**Exercise materials:**
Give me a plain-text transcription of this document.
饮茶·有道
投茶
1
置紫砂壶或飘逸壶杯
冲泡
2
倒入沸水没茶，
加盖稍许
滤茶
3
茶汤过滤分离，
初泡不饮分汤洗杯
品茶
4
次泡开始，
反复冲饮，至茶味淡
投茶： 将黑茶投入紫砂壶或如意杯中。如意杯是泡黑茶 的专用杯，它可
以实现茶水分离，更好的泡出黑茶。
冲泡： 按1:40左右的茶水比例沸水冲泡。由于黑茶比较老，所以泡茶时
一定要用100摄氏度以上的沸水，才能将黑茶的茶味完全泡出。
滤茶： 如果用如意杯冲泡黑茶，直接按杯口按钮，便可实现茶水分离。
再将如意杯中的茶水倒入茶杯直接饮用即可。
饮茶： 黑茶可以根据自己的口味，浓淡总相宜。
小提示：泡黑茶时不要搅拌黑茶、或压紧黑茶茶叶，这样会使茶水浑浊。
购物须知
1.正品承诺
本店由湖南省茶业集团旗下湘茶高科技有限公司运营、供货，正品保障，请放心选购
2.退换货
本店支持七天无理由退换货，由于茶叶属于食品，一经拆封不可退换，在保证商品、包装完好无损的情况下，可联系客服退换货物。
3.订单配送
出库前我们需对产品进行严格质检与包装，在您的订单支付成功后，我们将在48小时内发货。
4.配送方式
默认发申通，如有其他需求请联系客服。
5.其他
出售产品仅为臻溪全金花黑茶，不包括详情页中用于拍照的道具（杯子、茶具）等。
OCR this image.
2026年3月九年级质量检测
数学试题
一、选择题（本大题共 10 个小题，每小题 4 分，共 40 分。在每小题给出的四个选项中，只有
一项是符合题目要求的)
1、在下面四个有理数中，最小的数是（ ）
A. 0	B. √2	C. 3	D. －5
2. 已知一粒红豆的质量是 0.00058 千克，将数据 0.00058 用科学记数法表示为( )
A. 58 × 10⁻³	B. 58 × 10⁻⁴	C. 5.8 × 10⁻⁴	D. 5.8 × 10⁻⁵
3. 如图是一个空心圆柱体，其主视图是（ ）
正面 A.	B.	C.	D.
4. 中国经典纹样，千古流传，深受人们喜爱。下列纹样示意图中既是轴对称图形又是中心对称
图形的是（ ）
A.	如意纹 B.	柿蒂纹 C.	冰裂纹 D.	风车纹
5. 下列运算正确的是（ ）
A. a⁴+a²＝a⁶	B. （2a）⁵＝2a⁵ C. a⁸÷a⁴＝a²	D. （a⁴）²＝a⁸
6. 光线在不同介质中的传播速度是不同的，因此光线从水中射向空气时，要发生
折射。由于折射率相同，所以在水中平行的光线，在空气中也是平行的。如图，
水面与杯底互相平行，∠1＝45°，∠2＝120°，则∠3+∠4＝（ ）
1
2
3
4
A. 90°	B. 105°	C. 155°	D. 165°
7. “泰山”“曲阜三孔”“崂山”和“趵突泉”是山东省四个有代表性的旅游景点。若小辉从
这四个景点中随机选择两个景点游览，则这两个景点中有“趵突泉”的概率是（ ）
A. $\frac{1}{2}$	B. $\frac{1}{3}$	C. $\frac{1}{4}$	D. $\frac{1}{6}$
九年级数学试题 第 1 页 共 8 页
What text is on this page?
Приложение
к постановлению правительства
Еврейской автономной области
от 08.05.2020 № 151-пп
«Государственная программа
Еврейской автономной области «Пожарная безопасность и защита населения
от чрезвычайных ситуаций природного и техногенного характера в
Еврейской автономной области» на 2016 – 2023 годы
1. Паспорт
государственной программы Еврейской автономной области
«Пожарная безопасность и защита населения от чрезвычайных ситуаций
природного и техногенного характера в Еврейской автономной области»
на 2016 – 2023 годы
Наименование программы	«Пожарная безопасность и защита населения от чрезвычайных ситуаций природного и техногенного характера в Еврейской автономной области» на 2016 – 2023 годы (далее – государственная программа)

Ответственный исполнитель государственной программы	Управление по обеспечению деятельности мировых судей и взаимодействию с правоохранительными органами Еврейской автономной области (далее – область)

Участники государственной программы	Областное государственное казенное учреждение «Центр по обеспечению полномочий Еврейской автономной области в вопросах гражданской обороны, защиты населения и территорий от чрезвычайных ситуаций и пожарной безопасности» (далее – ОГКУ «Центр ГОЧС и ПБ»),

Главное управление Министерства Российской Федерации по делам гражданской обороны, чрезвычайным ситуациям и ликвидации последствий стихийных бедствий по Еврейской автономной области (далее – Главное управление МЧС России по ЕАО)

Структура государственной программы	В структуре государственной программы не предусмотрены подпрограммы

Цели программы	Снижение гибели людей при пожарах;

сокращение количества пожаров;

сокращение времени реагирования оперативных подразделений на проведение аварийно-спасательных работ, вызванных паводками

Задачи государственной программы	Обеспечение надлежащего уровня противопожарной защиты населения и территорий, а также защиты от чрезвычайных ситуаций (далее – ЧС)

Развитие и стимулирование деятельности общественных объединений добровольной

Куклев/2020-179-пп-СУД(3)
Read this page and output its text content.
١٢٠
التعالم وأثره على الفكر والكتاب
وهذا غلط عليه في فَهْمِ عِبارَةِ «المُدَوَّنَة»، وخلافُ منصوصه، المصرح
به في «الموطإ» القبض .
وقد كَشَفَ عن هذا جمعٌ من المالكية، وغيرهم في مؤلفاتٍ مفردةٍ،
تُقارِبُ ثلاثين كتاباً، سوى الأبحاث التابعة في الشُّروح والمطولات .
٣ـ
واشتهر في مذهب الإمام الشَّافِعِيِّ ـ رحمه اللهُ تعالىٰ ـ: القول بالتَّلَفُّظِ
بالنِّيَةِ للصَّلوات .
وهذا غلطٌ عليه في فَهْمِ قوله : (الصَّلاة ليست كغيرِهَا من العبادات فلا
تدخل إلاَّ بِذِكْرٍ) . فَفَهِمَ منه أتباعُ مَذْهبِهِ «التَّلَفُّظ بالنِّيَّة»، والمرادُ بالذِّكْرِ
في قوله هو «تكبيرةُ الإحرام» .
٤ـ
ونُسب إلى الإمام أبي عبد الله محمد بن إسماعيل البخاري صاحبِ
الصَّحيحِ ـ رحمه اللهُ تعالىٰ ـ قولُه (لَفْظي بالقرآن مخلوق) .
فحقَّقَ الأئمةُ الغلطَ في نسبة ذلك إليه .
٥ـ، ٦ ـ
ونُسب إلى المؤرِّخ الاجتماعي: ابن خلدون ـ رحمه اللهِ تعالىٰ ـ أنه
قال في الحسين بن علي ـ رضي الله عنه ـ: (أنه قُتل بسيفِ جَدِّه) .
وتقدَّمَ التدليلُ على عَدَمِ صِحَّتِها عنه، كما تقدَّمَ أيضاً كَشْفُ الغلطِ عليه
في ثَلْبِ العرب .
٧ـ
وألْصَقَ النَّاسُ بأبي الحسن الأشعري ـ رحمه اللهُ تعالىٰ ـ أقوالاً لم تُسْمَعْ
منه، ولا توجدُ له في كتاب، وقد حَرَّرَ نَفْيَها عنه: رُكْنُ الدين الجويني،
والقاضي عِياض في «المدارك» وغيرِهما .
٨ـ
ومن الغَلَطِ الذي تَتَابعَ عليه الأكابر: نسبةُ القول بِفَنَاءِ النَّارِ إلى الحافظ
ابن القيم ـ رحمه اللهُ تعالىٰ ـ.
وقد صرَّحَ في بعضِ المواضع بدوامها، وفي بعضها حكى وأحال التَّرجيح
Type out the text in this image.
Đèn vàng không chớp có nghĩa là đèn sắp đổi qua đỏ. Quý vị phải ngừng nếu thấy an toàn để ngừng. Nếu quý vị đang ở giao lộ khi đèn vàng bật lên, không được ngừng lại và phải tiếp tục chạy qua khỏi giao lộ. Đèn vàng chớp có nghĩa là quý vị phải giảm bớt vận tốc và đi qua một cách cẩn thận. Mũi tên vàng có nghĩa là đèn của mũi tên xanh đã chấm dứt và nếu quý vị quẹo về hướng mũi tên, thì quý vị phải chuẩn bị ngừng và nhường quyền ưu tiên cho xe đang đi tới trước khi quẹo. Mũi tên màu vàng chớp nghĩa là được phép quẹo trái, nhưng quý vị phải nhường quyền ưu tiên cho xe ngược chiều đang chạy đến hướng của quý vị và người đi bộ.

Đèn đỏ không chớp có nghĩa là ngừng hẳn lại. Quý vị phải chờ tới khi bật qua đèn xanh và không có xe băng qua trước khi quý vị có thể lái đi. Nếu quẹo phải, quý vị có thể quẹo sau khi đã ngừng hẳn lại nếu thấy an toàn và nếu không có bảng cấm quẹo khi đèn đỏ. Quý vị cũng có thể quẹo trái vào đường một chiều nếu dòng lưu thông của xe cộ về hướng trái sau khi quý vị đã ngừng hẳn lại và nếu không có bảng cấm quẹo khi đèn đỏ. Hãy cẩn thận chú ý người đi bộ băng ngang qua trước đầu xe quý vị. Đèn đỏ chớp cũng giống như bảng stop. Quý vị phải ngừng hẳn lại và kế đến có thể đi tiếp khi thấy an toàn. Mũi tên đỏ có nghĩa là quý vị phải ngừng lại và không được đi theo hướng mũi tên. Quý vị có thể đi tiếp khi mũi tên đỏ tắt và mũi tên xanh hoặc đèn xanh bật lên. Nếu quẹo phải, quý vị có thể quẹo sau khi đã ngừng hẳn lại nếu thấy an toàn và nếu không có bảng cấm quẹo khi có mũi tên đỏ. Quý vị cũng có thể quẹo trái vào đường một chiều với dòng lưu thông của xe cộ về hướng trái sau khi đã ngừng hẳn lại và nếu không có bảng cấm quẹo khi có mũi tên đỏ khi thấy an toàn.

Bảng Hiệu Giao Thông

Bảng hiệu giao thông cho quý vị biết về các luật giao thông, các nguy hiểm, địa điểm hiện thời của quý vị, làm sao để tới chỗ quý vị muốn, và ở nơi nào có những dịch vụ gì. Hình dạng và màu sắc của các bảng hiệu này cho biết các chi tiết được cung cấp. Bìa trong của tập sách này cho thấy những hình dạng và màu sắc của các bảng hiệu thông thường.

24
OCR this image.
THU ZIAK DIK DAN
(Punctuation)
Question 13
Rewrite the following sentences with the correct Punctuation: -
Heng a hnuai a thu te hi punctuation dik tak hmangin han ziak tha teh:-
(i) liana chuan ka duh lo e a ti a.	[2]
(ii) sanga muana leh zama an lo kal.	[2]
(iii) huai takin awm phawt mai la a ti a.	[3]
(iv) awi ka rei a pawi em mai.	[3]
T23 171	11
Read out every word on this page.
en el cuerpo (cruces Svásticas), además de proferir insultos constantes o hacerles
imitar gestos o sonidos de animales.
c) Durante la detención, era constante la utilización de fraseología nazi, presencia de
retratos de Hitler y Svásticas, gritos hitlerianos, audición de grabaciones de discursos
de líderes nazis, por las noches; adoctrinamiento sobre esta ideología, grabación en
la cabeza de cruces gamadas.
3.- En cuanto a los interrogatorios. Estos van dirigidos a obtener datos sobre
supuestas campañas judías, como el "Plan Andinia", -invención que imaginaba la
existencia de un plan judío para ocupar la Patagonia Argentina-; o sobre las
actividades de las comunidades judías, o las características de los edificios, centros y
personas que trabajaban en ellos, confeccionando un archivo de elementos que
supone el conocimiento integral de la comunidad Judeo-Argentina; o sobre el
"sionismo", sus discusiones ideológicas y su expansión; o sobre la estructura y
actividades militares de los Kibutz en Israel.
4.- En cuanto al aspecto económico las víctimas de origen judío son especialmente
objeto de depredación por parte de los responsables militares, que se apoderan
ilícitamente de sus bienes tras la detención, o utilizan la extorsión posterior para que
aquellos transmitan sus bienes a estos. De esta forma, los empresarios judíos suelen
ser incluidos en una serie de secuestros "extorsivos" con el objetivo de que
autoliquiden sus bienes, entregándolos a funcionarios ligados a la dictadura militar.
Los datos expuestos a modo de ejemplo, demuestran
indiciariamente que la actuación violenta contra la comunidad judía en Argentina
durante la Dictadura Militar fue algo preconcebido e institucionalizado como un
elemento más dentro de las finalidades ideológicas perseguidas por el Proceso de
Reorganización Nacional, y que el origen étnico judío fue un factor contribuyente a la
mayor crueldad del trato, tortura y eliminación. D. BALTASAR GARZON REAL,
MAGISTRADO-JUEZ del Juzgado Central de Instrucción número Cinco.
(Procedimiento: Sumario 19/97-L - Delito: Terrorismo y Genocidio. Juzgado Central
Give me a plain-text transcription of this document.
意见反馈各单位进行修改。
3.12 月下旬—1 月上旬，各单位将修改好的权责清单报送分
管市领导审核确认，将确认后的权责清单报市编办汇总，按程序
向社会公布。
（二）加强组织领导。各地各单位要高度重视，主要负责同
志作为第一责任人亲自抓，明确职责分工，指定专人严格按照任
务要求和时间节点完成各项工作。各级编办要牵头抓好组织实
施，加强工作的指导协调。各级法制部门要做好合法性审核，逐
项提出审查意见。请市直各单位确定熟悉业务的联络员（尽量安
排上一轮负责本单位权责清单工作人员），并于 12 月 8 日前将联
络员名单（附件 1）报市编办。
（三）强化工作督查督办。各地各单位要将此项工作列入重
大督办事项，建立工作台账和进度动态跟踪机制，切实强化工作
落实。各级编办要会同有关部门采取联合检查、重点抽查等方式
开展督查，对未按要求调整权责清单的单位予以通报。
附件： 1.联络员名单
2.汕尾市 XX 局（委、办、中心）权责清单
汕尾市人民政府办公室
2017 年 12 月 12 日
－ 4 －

**Written instruction:** Look through the data above. Each line containing the word "ideológicas" needs to be copied.

**Solved problem:**
"sionismo", sus discusiones ideológicas y su expansión; o sobre la estructura y
elemento más dentro de las finalidades ideológicas perseguidas por el Proceso de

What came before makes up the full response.